[Data entries for graphics]
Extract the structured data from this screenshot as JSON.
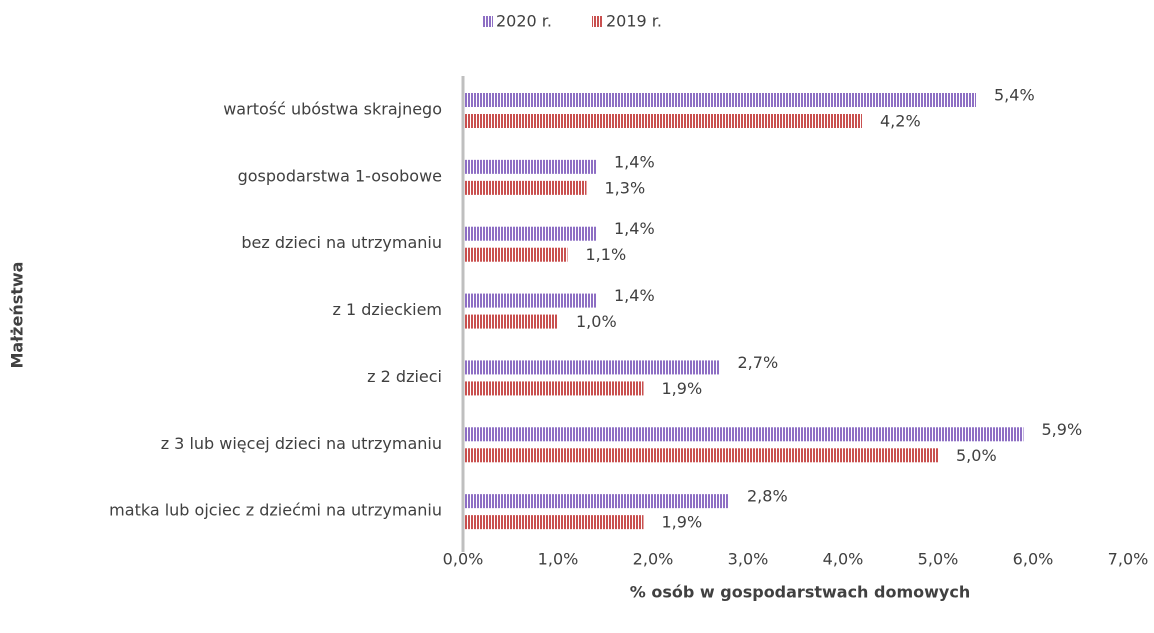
{
  "chart_data": {
    "type": "bar",
    "orientation": "horizontal",
    "y_label": "Małżeństwa",
    "x_label": "% osób w gospodarstwach domowych",
    "categories": [
      "wartość ubóstwa skrajnego",
      "gospodarstwa 1-osobowe",
      "bez dzieci na utrzymaniu",
      "z 1 dzieckiem",
      "z 2 dzieci",
      "z 3 lub więcej dzieci na utrzymaniu",
      "matka lub ojciec z dziećmi na utrzymaniu"
    ],
    "series": [
      {
        "name": "2020 r.",
        "color": "#8e6fc4",
        "values": [
          5.4,
          1.4,
          1.4,
          1.4,
          2.7,
          5.9,
          2.8
        ],
        "value_labels": [
          "5,4%",
          "1,4%",
          "1,4%",
          "1,4%",
          "2,7%",
          "5,9%",
          "2,8%"
        ]
      },
      {
        "name": "2019 r.",
        "color": "#c9504f",
        "values": [
          4.2,
          1.3,
          1.1,
          1.0,
          1.9,
          5.0,
          1.9
        ],
        "value_labels": [
          "4,2%",
          "1,3%",
          "1,1%",
          "1,0%",
          "1,9%",
          "5,0%",
          "1,9%"
        ]
      }
    ],
    "xlim": [
      0,
      7
    ],
    "xticks": [
      {
        "value": 0,
        "label": "0,0%"
      },
      {
        "value": 1,
        "label": "1,0%"
      },
      {
        "value": 2,
        "label": "2,0%"
      },
      {
        "value": 3,
        "label": "3,0%"
      },
      {
        "value": 4,
        "label": "4,0%"
      },
      {
        "value": 5,
        "label": "5,0%"
      },
      {
        "value": 6,
        "label": "6,0%"
      },
      {
        "value": 7,
        "label": "7,0%"
      }
    ],
    "legend": "top"
  }
}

Stated problem:
Ignore the images and quote every line of the listing exactly.

Answer to this exercise:
Extract the structured data from this screenshot as JSON.
{
  "chart_data": {
    "type": "bar",
    "orientation": "horizontal",
    "y_label": "Małżeństwa",
    "x_label": "% osób w gospodarstwach domowych",
    "categories": [
      "wartość ubóstwa skrajnego",
      "gospodarstwa 1-osobowe",
      "bez dzieci na utrzymaniu",
      "z 1 dzieckiem",
      "z 2 dzieci",
      "z 3 lub więcej dzieci na utrzymaniu",
      "matka lub ojciec z dziećmi na utrzymaniu"
    ],
    "series": [
      {
        "name": "2020 r.",
        "color": "#8e6fc4",
        "values": [
          5.4,
          1.4,
          1.4,
          1.4,
          2.7,
          5.9,
          2.8
        ],
        "value_labels": [
          "5,4%",
          "1,4%",
          "1,4%",
          "1,4%",
          "2,7%",
          "5,9%",
          "2,8%"
        ]
      },
      {
        "name": "2019 r.",
        "color": "#c9504f",
        "values": [
          4.2,
          1.3,
          1.1,
          1.0,
          1.9,
          5.0,
          1.9
        ],
        "value_labels": [
          "4,2%",
          "1,3%",
          "1,1%",
          "1,0%",
          "1,9%",
          "5,0%",
          "1,9%"
        ]
      }
    ],
    "xlim": [
      0,
      7
    ],
    "xticks": [
      {
        "value": 0,
        "label": "0,0%"
      },
      {
        "value": 1,
        "label": "1,0%"
      },
      {
        "value": 2,
        "label": "2,0%"
      },
      {
        "value": 3,
        "label": "3,0%"
      },
      {
        "value": 4,
        "label": "4,0%"
      },
      {
        "value": 5,
        "label": "5,0%"
      },
      {
        "value": 6,
        "label": "6,0%"
      },
      {
        "value": 7,
        "label": "7,0%"
      }
    ],
    "legend": "top"
  }
}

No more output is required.